AVAILABLE DATA:
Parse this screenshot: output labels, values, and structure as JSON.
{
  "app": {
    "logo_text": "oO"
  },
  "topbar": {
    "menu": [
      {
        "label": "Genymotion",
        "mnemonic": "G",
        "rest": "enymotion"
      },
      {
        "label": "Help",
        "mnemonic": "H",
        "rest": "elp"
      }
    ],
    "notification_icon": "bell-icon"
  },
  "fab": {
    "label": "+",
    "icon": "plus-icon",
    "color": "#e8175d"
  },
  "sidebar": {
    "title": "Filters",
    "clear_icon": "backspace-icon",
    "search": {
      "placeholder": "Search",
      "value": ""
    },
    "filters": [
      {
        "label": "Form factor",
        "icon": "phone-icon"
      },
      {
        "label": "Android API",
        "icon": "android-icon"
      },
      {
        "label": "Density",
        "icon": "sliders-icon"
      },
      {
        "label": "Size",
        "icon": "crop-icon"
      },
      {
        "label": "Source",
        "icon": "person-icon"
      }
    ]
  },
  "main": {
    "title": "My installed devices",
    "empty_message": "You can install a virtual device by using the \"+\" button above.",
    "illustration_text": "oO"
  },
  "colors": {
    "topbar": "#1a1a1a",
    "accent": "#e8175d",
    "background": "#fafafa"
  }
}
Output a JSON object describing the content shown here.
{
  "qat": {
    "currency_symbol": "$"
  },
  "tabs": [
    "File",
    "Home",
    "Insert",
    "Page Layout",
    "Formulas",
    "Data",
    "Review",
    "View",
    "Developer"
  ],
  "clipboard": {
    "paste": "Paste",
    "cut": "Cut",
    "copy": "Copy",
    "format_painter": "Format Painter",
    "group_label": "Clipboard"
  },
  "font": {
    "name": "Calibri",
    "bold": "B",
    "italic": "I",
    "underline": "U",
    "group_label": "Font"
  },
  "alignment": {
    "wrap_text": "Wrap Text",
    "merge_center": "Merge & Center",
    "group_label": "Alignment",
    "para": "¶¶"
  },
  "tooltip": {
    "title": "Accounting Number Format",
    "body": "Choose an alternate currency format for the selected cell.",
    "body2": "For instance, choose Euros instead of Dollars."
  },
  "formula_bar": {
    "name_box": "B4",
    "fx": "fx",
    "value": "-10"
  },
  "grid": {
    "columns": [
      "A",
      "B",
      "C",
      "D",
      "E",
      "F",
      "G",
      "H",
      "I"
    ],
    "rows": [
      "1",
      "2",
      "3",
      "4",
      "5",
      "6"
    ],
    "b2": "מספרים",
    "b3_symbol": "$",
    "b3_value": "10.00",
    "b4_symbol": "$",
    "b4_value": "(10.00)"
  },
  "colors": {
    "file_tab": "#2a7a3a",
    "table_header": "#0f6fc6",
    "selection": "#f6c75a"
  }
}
---
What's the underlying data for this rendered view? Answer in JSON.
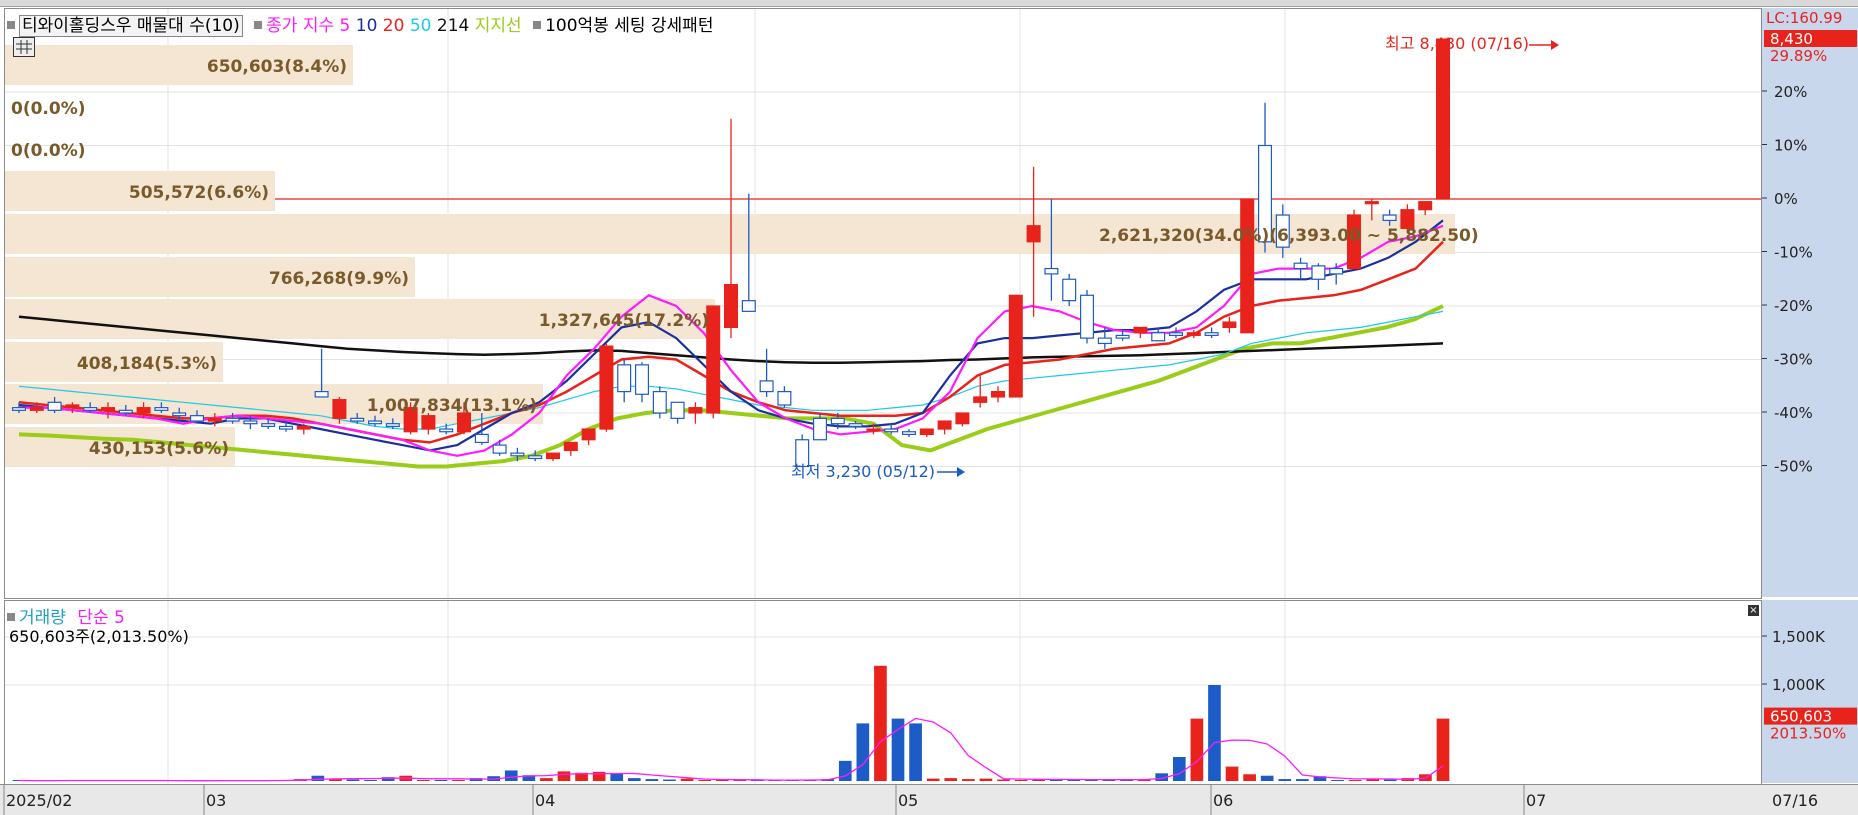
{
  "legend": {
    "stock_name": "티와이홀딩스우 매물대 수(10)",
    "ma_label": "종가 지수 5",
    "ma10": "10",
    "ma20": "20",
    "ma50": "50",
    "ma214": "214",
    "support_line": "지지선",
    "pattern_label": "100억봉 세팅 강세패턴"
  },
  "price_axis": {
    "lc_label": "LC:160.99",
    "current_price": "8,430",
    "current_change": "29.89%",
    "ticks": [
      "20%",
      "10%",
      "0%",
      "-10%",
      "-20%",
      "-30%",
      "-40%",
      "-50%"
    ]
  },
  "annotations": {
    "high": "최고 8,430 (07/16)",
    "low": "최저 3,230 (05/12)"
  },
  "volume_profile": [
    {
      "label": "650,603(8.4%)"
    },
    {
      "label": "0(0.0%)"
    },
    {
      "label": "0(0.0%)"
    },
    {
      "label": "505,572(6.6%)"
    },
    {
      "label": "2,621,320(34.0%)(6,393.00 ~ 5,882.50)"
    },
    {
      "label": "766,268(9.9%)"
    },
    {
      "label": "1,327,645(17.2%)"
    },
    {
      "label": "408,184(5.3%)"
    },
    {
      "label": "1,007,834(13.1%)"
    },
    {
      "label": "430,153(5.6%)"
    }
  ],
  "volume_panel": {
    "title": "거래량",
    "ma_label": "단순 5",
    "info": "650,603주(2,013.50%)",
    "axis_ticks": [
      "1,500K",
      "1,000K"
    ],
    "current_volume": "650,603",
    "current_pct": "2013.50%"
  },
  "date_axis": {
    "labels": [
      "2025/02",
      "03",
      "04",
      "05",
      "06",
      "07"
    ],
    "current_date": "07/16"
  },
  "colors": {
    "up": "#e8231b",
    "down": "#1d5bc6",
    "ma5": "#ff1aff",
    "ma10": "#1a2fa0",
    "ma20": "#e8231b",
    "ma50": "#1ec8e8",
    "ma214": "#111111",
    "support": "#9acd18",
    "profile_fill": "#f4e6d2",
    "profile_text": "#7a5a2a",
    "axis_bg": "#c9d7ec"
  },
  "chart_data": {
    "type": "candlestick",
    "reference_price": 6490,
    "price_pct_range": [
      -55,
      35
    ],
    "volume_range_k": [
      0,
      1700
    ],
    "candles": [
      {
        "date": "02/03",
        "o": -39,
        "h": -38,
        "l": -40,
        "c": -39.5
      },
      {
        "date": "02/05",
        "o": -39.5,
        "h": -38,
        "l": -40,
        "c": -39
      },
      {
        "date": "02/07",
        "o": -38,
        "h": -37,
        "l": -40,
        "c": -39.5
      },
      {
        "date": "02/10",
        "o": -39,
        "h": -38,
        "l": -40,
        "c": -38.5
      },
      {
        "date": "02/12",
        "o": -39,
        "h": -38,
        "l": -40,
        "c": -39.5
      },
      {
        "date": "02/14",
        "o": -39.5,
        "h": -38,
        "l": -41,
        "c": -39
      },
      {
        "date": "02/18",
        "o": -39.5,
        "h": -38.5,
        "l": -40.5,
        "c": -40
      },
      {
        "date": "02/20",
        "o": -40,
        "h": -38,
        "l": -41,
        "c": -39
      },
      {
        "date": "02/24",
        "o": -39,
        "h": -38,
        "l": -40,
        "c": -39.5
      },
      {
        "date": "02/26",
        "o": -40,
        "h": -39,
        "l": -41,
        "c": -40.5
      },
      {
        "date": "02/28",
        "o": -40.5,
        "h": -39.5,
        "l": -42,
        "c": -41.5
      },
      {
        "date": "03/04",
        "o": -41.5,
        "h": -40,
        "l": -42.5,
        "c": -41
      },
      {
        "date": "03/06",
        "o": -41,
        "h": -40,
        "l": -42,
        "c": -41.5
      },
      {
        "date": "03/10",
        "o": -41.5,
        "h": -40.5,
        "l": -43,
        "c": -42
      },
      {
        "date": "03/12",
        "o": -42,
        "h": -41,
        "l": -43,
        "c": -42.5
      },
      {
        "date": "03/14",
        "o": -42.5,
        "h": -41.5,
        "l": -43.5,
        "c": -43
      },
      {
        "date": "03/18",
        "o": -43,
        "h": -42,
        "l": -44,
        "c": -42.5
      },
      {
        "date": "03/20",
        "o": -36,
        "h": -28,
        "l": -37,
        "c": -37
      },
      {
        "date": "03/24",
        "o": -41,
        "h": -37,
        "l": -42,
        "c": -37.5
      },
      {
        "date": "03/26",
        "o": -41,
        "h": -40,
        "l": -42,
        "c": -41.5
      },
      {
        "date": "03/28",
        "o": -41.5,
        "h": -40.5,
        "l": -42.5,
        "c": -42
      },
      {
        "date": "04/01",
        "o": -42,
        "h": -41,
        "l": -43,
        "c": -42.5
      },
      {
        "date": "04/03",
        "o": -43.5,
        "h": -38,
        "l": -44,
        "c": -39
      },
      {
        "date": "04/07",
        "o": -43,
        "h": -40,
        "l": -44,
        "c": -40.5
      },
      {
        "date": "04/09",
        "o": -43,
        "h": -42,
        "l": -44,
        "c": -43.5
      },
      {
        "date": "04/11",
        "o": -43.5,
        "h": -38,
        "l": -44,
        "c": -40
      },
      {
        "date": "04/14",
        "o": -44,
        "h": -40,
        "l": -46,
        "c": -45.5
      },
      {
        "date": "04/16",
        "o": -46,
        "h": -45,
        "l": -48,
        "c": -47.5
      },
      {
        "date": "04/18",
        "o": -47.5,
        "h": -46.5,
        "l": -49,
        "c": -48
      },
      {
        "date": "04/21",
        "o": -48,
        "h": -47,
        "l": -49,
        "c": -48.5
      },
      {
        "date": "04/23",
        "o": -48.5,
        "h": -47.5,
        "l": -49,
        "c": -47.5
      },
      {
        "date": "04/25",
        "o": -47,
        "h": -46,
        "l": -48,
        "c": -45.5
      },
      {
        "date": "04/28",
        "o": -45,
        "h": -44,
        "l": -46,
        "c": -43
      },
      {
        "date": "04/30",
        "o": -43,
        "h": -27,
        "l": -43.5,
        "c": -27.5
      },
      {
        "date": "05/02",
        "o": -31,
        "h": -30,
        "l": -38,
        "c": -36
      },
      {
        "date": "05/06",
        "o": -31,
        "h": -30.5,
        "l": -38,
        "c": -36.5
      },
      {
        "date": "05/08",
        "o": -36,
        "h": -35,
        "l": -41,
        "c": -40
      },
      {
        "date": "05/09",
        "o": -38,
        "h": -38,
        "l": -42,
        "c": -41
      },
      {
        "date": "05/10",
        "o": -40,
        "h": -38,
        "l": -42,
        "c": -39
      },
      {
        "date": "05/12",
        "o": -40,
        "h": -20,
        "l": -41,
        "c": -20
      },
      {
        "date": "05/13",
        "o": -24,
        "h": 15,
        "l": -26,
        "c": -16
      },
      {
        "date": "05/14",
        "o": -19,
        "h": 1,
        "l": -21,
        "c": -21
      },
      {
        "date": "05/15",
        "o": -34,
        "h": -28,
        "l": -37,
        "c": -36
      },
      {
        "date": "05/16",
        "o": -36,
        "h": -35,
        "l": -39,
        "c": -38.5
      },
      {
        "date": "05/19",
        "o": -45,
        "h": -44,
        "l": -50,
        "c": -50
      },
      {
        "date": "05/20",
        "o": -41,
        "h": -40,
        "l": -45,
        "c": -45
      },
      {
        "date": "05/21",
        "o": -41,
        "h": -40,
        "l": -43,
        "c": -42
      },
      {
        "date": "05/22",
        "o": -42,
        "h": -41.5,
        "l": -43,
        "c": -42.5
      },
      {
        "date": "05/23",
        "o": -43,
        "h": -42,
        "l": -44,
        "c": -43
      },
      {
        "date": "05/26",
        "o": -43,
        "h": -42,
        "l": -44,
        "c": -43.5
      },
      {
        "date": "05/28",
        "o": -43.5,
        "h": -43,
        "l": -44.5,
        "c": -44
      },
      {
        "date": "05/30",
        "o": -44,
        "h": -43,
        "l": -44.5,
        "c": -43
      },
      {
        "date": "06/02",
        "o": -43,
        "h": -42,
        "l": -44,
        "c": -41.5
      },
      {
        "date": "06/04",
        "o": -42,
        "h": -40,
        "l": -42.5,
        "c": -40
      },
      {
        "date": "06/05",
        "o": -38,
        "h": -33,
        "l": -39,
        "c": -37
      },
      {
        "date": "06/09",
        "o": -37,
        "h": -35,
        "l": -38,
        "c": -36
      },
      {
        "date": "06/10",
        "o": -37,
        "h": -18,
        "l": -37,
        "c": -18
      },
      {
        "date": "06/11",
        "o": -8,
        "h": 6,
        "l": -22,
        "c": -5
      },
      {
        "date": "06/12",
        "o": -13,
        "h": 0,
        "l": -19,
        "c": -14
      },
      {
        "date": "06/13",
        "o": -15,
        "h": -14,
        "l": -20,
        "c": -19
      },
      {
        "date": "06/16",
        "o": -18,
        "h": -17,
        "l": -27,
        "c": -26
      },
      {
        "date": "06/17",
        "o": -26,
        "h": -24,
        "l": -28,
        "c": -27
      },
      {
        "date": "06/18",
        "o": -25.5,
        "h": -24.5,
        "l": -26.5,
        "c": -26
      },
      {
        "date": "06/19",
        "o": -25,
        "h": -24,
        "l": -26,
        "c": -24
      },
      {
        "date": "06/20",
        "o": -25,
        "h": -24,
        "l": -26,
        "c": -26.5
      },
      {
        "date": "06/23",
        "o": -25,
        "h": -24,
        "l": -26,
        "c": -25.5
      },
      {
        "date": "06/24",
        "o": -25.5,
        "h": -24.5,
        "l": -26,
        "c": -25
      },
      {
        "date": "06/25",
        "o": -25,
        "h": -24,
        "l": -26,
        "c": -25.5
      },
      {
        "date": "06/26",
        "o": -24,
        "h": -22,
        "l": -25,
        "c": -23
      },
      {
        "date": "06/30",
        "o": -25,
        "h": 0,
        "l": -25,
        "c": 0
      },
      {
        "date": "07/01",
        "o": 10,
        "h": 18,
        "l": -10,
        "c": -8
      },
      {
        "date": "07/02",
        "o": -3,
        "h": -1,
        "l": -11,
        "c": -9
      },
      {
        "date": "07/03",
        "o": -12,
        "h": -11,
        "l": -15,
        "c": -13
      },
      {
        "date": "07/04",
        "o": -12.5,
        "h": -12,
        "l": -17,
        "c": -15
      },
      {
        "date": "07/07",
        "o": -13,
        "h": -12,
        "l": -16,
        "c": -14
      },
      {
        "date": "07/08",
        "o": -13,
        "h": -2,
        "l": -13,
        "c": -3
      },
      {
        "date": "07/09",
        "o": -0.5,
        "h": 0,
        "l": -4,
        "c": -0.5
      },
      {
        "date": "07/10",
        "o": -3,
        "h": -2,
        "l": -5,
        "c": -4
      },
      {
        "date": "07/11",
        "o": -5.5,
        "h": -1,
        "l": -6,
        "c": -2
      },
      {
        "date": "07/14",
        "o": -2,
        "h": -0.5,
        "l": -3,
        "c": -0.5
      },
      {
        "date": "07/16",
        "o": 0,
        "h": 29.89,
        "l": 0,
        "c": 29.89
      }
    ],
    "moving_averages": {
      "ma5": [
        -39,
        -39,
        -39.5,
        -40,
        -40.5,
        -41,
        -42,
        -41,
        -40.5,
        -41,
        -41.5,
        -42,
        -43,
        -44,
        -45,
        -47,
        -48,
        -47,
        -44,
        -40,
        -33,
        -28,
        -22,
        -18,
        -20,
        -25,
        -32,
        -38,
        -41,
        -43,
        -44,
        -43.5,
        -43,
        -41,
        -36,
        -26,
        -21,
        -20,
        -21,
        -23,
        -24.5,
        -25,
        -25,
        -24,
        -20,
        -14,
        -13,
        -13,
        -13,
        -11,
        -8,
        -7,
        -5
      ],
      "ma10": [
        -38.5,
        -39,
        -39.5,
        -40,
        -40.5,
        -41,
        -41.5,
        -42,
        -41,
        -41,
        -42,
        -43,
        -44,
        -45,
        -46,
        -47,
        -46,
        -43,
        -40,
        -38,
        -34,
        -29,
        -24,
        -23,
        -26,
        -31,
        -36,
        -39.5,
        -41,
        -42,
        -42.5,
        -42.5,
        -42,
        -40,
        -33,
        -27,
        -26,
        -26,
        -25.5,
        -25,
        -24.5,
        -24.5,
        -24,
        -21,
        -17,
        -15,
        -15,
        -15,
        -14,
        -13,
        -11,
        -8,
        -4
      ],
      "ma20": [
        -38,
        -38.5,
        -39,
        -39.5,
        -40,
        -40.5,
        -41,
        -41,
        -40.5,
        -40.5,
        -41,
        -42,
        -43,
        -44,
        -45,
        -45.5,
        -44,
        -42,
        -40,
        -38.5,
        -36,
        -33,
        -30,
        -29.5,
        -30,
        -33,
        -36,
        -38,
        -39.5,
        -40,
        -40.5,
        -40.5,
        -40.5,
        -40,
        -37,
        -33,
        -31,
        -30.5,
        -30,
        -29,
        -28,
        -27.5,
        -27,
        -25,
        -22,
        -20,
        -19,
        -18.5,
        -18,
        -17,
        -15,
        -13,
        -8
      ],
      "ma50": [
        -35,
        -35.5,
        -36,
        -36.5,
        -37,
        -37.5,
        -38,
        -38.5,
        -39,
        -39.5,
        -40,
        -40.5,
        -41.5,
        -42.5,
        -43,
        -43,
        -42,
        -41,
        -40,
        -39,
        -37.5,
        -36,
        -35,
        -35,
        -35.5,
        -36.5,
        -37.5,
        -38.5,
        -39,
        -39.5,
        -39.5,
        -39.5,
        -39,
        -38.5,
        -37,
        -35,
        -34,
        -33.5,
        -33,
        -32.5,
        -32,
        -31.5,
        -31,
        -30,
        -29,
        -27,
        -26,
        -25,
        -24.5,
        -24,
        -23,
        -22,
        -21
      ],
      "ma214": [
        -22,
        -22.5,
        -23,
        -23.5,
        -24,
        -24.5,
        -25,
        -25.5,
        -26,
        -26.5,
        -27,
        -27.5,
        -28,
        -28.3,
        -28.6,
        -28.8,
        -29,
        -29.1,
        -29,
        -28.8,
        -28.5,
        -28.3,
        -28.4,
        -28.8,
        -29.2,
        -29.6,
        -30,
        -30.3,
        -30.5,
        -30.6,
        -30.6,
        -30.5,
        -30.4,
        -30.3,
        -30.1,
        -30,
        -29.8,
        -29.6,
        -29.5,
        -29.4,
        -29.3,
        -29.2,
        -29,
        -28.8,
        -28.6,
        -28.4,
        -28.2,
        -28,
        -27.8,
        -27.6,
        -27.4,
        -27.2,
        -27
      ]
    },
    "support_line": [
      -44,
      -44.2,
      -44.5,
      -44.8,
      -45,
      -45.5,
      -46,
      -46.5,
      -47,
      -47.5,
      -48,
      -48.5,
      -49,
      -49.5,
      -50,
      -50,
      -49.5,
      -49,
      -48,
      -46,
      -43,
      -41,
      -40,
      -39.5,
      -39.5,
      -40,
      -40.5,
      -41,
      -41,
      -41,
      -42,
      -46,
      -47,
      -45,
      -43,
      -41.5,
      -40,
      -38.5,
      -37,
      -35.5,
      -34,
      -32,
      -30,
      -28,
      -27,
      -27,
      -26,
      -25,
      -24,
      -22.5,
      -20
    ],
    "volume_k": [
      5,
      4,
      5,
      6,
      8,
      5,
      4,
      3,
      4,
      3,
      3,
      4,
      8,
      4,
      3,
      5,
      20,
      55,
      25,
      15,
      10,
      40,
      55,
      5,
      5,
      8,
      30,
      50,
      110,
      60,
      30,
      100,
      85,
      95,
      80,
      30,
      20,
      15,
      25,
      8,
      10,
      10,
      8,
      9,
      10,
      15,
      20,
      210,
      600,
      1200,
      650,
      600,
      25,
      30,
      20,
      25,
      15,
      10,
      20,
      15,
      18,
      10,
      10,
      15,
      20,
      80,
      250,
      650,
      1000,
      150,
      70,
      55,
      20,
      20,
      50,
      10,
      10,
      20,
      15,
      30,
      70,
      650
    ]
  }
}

PROBLEM:
Find the lines containing "title" and pull them out.

WRITTEN ANSWER:
    "title": "Filters",
    "title": "My installed devices",
    "title": "Accounting Number Format",
    "title": "거래량",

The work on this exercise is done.